» **Entries**:
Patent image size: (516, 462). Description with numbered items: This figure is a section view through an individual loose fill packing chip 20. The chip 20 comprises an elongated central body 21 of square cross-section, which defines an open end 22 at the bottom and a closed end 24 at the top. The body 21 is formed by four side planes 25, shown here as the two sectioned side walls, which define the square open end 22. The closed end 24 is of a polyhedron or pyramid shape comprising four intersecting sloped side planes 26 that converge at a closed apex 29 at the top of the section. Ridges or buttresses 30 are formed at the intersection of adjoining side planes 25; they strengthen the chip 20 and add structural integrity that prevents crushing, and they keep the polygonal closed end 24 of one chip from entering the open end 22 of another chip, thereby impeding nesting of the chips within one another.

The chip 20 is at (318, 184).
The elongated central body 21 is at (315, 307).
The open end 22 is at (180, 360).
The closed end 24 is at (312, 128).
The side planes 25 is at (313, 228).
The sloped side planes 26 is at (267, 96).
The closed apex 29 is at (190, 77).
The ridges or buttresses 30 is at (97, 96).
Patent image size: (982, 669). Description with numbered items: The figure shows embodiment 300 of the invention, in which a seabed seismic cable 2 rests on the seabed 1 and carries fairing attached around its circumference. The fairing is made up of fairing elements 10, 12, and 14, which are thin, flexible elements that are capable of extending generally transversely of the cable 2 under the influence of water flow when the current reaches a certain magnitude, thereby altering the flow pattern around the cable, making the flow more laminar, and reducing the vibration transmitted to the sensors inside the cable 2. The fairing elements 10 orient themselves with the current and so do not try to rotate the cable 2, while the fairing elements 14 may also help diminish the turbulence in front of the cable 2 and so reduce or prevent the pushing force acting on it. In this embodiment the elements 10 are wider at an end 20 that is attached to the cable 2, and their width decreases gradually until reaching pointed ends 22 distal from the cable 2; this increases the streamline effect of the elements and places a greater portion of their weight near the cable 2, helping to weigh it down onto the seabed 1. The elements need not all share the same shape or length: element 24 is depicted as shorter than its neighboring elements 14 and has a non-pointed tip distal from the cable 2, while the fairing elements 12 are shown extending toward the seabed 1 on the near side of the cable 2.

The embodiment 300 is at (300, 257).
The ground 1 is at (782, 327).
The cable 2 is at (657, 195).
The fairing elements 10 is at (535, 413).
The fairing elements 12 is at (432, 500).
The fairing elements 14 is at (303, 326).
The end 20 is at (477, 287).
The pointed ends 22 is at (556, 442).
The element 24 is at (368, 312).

» **What you should do**: Show every line above that contains the string "planes". Matching is case-sensitive.

» **Expected answer**:
Patent image size: (516, 462). Description with numbered items: This figure is a section view through an individual loose fill packing chip 20. The chip 20 comprises an elongated central body 21 of square cross-section, which defines an open end 22 at the bottom and a closed end 24 at the top. The body 21 is formed by four side planes 25, shown here as the two sectioned side walls, which define the square open end 22. The closed end 24 is of a polyhedron or pyramid shape comprising four intersecting sloped side planes 26 that converge at a closed apex 29 at the top of the section. Ridges or buttresses 30 are formed at the intersection of adjoining side planes 25; they strengthen the chip 20 and add structural integrity that prevents crushing, and they keep the polygonal closed end 24 of one chip from entering the open end 22 of another chip, thereby impeding nesting of the chips within one another.
The side planes 25 is at (313, 228).
The sloped side planes 26 is at (267, 96).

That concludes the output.